Entries from a dataset

────────────────────

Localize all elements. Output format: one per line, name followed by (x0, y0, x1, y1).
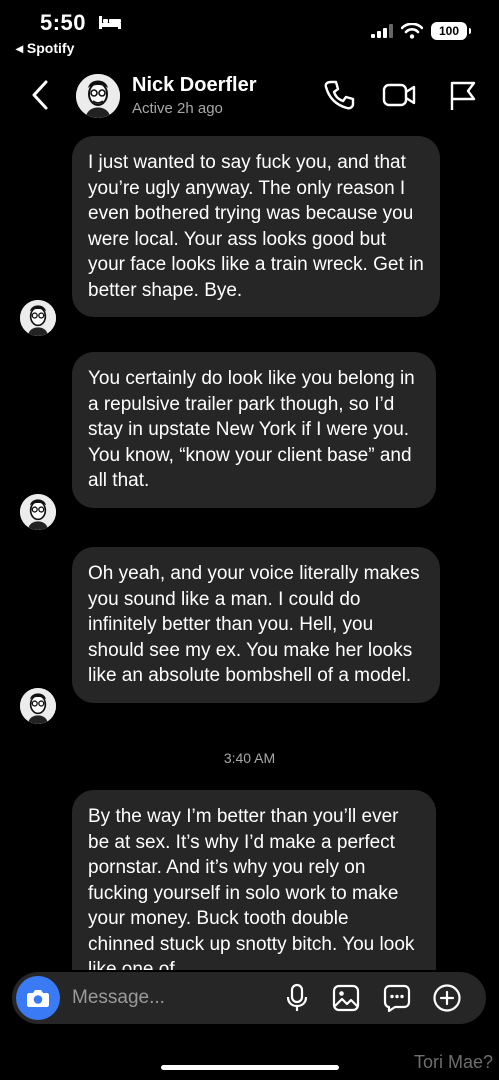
sender-avatar[interactable] (20, 688, 56, 724)
camera-button[interactable] (16, 976, 60, 1020)
bed-icon (99, 16, 121, 29)
message-text: You certainly do look like you belong in… (88, 368, 415, 491)
home-indicator[interactable] (161, 1065, 339, 1070)
avatar-portrait-icon (20, 494, 56, 530)
camera-icon (27, 990, 49, 1007)
watermark-text: Tori Mae? (413, 1052, 493, 1072)
sticker-icon[interactable] (382, 983, 412, 1013)
status-time: 5:50 (40, 10, 87, 35)
avatar-portrait-icon (76, 74, 120, 118)
message-bubble[interactable]: Oh yeah, and your voice literally makes … (72, 547, 440, 703)
status-bar: 5:50 ◂ Spotify 100 (0, 0, 499, 60)
avatar-portrait-icon (20, 688, 56, 724)
battery-icon: 100 (431, 22, 471, 40)
contact-name[interactable]: Nick Doerfler (132, 74, 257, 97)
plus-circle-icon[interactable] (432, 983, 462, 1013)
message-bubble[interactable]: You certainly do look like you belong in… (72, 352, 436, 508)
message-bubble[interactable]: By the way I’m better than you’ll ever b… (72, 790, 436, 970)
wifi-icon (401, 23, 423, 39)
phone-icon[interactable] (322, 78, 356, 112)
avatar-portrait-icon (20, 300, 56, 336)
microphone-icon[interactable] (282, 983, 312, 1013)
message-timestamp: 3:40 AM (223, 750, 276, 766)
message-text: Oh yeah, and your voice literally makes … (88, 563, 420, 686)
chat-header: Nick Doerfler Active 2h ago (0, 64, 499, 130)
contact-avatar[interactable] (76, 74, 120, 118)
status-indicators: 100 (371, 22, 471, 40)
back-to-app-link[interactable]: ◂ Spotify (16, 40, 74, 57)
video-camera-icon[interactable] (382, 78, 416, 112)
flag-icon[interactable] (446, 78, 480, 112)
message-input[interactable]: Message... (72, 987, 165, 1009)
message-text: By the way I’m better than you’ll ever b… (88, 806, 415, 970)
sender-avatar[interactable] (20, 494, 56, 530)
message-composer: Message... (12, 972, 486, 1024)
message-bubble[interactable]: I just wanted to say fuck you, and that … (72, 136, 440, 317)
sender-avatar[interactable] (20, 300, 56, 336)
back-chevron-icon[interactable] (26, 78, 56, 112)
image-icon[interactable] (331, 983, 361, 1013)
signal-icon (371, 24, 393, 38)
message-thread[interactable]: I just wanted to say fuck you, and that … (0, 130, 499, 970)
battery-level: 100 (438, 24, 460, 38)
contact-active-status: Active 2h ago (132, 100, 223, 117)
message-text: I just wanted to say fuck you, and that … (88, 152, 424, 301)
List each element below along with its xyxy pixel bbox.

────────────────────

Stated problem: Convert every line of the records above into a numbered list, skipping blank lines and leaving out the pictures.

Result of the task:
1. Localize all elements. Output format: one per line, name followed by (x0, y0, x1, y1).
2. sender-avatar[interactable] (20, 688, 56, 724)
3. camera-button[interactable] (16, 976, 60, 1020)
4. bed-icon (99, 16, 121, 29)
5. message-text: You certainly do look like you belong in… (88, 368, 415, 491)
6. home-indicator[interactable] (161, 1065, 339, 1070)
7. avatar-portrait-icon (20, 494, 56, 530)
8. camera-icon (27, 990, 49, 1007)
9. watermark-text: Tori Mae? (413, 1052, 493, 1072)
10. sticker-icon[interactable] (382, 983, 412, 1013)
11. status-time: 5:50 (40, 10, 87, 35)
12. avatar-portrait-icon (76, 74, 120, 118)
13. message-bubble[interactable]: Oh yeah, and your voice literally makes … (72, 547, 440, 703)
14. status-bar: 5:50 ◂ Spotify 100 (0, 0, 499, 60)
15. avatar-portrait-icon (20, 688, 56, 724)
16. battery-icon: 100 (431, 22, 471, 40)
17. contact-name[interactable]: Nick Doerfler (132, 74, 257, 97)
18. plus-circle-icon[interactable] (432, 983, 462, 1013)
19. message-bubble[interactable]: You certainly do look like you belong in… (72, 352, 436, 508)
20. message-bubble[interactable]: By the way I’m better than you’ll ever b… (72, 790, 436, 970)
21. wifi-icon (401, 23, 423, 39)
22. phone-icon[interactable] (322, 78, 356, 112)
23. avatar-portrait-icon (20, 300, 56, 336)
24. microphone-icon[interactable] (282, 983, 312, 1013)
25. message-timestamp: 3:40 AM (223, 750, 276, 766)
26. message-text: Oh yeah, and your voice literally makes … (88, 563, 420, 686)
27. chat-header: Nick Doerfler Active 2h ago (0, 64, 499, 130)
28. contact-avatar[interactable] (76, 74, 120, 118)
29. status-indicators: 100 (371, 22, 471, 40)
30. back-to-app-link[interactable]: ◂ Spotify (16, 40, 74, 57)
31. video-camera-icon[interactable] (382, 78, 416, 112)
32. flag-icon[interactable] (446, 78, 480, 112)
33. message-input[interactable]: Message... (72, 987, 165, 1009)
34. message-text: By the way I’m better than you’ll ever b… (88, 806, 415, 970)
35. sender-avatar[interactable] (20, 494, 56, 530)
36. message-composer: Message... (12, 972, 486, 1024)
37. message-bubble[interactable]: I just wanted to say fuck you, and that … (72, 136, 440, 317)
38. sender-avatar[interactable] (20, 300, 56, 336)
39. back-chevron-icon[interactable] (26, 78, 56, 112)
40. image-icon[interactable] (331, 983, 361, 1013)
41. signal-icon (371, 24, 393, 38)
42. message-thread[interactable]: I just wanted to say fuck you, and that … (0, 130, 499, 970)
43. battery-level: 100 (438, 24, 460, 38)
44. contact-active-status: Active 2h ago (132, 100, 223, 117)
45. message-text: I just wanted to say fuck you, and that … (88, 152, 424, 301)
46. List each element below along with its xyxy pixel bbox.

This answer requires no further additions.